* **TASK INPUTS**
%%

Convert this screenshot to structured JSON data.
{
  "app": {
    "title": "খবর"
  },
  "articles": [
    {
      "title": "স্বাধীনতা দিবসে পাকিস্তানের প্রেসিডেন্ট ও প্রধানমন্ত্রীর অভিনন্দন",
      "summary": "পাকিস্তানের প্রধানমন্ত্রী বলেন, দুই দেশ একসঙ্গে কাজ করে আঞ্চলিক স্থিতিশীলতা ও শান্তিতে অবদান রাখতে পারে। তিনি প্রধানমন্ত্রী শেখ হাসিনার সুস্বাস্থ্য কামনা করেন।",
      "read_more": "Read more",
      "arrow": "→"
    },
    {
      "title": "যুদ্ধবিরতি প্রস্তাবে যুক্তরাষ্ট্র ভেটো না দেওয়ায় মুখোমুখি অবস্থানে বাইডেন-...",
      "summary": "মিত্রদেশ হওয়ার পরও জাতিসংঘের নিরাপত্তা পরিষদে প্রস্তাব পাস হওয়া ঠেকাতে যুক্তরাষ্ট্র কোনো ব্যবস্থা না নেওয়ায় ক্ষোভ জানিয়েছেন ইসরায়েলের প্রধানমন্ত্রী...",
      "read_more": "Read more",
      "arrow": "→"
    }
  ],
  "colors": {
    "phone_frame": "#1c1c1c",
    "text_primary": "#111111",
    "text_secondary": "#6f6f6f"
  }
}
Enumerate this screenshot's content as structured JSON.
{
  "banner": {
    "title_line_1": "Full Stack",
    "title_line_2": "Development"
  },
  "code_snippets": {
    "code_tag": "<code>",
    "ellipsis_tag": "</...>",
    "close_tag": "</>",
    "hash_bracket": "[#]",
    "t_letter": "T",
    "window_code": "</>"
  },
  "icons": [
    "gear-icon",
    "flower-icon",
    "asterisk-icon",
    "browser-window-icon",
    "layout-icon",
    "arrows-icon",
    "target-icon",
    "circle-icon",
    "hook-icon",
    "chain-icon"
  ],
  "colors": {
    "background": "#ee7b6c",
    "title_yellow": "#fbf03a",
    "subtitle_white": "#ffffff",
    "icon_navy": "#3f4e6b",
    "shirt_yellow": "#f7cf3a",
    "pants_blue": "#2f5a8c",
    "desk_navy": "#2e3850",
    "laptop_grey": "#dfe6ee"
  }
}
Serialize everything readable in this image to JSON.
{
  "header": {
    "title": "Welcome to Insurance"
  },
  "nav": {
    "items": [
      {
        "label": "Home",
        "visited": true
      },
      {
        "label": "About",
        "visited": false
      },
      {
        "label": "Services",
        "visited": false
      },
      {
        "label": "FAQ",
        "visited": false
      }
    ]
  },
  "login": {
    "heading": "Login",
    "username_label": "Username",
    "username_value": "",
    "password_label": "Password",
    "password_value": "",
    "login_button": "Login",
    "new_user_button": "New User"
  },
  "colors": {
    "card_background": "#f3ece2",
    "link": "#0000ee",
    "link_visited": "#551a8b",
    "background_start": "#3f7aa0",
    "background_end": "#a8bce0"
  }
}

%%

* **REQUIRED WORK**
Produce an exact copy of every entry above.

* **WRITTEN SOLUTION**
Convert this screenshot to structured JSON data.
{
  "app": {
    "title": "খবর"
  },
  "articles": [
    {
      "title": "স্বাধীনতা দিবসে পাকিস্তানের প্রেসিডেন্ট ও প্রধানমন্ত্রীর অভিনন্দন",
      "summary": "পাকিস্তানের প্রধানমন্ত্রী বলেন, দুই দেশ একসঙ্গে কাজ করে আঞ্চলিক স্থিতিশীলতা ও শান্তিতে অবদান রাখতে পারে। তিনি প্রধানমন্ত্রী শেখ হাসিনার সুস্বাস্থ্য কামনা করেন।",
      "read_more": "Read more",
      "arrow": "→"
    },
    {
      "title": "যুদ্ধবিরতি প্রস্তাবে যুক্তরাষ্ট্র ভেটো না দেওয়ায় মুখোমুখি অবস্থানে বাইডেন-...",
      "summary": "মিত্রদেশ হওয়ার পরও জাতিসংঘের নিরাপত্তা পরিষদে প্রস্তাব পাস হওয়া ঠেকাতে যুক্তরাষ্ট্র কোনো ব্যবস্থা না নেওয়ায় ক্ষোভ জানিয়েছেন ইসরায়েলের প্রধানমন্ত্রী...",
      "read_more": "Read more",
      "arrow": "→"
    }
  ],
  "colors": {
    "phone_frame": "#1c1c1c",
    "text_primary": "#111111",
    "text_secondary": "#6f6f6f"
  }
}
Enumerate this screenshot's content as structured JSON.
{
  "banner": {
    "title_line_1": "Full Stack",
    "title_line_2": "Development"
  },
  "code_snippets": {
    "code_tag": "<code>",
    "ellipsis_tag": "</...>",
    "close_tag": "</>",
    "hash_bracket": "[#]",
    "t_letter": "T",
    "window_code": "</>"
  },
  "icons": [
    "gear-icon",
    "flower-icon",
    "asterisk-icon",
    "browser-window-icon",
    "layout-icon",
    "arrows-icon",
    "target-icon",
    "circle-icon",
    "hook-icon",
    "chain-icon"
  ],
  "colors": {
    "background": "#ee7b6c",
    "title_yellow": "#fbf03a",
    "subtitle_white": "#ffffff",
    "icon_navy": "#3f4e6b",
    "shirt_yellow": "#f7cf3a",
    "pants_blue": "#2f5a8c",
    "desk_navy": "#2e3850",
    "laptop_grey": "#dfe6ee"
  }
}
Serialize everything readable in this image to JSON.
{
  "header": {
    "title": "Welcome to Insurance"
  },
  "nav": {
    "items": [
      {
        "label": "Home",
        "visited": true
      },
      {
        "label": "About",
        "visited": false
      },
      {
        "label": "Services",
        "visited": false
      },
      {
        "label": "FAQ",
        "visited": false
      }
    ]
  },
  "login": {
    "heading": "Login",
    "username_label": "Username",
    "username_value": "",
    "password_label": "Password",
    "password_value": "",
    "login_button": "Login",
    "new_user_button": "New User"
  },
  "colors": {
    "card_background": "#f3ece2",
    "link": "#0000ee",
    "link_visited": "#551a8b",
    "background_start": "#3f7aa0",
    "background_end": "#a8bce0"
  }
}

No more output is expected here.